Rows
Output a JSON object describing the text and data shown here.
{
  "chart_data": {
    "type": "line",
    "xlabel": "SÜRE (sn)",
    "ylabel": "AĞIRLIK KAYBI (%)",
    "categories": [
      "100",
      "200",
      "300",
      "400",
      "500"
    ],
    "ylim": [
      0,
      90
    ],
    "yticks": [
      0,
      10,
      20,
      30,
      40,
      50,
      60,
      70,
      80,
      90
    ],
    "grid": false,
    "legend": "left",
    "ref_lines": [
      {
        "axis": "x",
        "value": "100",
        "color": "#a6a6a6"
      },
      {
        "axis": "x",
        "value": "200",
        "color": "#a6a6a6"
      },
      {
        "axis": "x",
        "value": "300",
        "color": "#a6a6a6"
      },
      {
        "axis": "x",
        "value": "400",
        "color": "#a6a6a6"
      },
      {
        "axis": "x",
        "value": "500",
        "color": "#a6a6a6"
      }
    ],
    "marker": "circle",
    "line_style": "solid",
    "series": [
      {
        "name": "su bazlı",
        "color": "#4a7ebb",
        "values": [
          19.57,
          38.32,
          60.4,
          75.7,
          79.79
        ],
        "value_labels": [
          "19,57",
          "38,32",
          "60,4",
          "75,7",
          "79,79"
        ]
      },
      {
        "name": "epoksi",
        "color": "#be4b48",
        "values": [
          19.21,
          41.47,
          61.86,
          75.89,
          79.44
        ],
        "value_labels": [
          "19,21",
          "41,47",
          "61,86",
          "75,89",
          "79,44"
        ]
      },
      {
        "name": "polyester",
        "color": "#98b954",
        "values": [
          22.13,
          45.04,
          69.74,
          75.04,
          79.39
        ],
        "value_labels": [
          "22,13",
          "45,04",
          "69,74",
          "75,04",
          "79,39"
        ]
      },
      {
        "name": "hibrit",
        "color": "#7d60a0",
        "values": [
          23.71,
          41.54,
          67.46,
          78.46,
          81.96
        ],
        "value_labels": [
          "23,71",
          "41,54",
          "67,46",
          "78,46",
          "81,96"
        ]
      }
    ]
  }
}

What is asked
Each line above must be printed exactly as it appears.

Finished exercise
Output a JSON object describing the text and data shown here.
{
  "chart_data": {
    "type": "line",
    "xlabel": "SÜRE (sn)",
    "ylabel": "AĞIRLIK KAYBI (%)",
    "categories": [
      "100",
      "200",
      "300",
      "400",
      "500"
    ],
    "ylim": [
      0,
      90
    ],
    "yticks": [
      0,
      10,
      20,
      30,
      40,
      50,
      60,
      70,
      80,
      90
    ],
    "grid": false,
    "legend": "left",
    "ref_lines": [
      {
        "axis": "x",
        "value": "100",
        "color": "#a6a6a6"
      },
      {
        "axis": "x",
        "value": "200",
        "color": "#a6a6a6"
      },
      {
        "axis": "x",
        "value": "300",
        "color": "#a6a6a6"
      },
      {
        "axis": "x",
        "value": "400",
        "color": "#a6a6a6"
      },
      {
        "axis": "x",
        "value": "500",
        "color": "#a6a6a6"
      }
    ],
    "marker": "circle",
    "line_style": "solid",
    "series": [
      {
        "name": "su bazlı",
        "color": "#4a7ebb",
        "values": [
          19.57,
          38.32,
          60.4,
          75.7,
          79.79
        ],
        "value_labels": [
          "19,57",
          "38,32",
          "60,4",
          "75,7",
          "79,79"
        ]
      },
      {
        "name": "epoksi",
        "color": "#be4b48",
        "values": [
          19.21,
          41.47,
          61.86,
          75.89,
          79.44
        ],
        "value_labels": [
          "19,21",
          "41,47",
          "61,86",
          "75,89",
          "79,44"
        ]
      },
      {
        "name": "polyester",
        "color": "#98b954",
        "values": [
          22.13,
          45.04,
          69.74,
          75.04,
          79.39
        ],
        "value_labels": [
          "22,13",
          "45,04",
          "69,74",
          "75,04",
          "79,39"
        ]
      },
      {
        "name": "hibrit",
        "color": "#7d60a0",
        "values": [
          23.71,
          41.54,
          67.46,
          78.46,
          81.96
        ],
        "value_labels": [
          "23,71",
          "41,54",
          "67,46",
          "78,46",
          "81,96"
        ]
      }
    ]
  }
}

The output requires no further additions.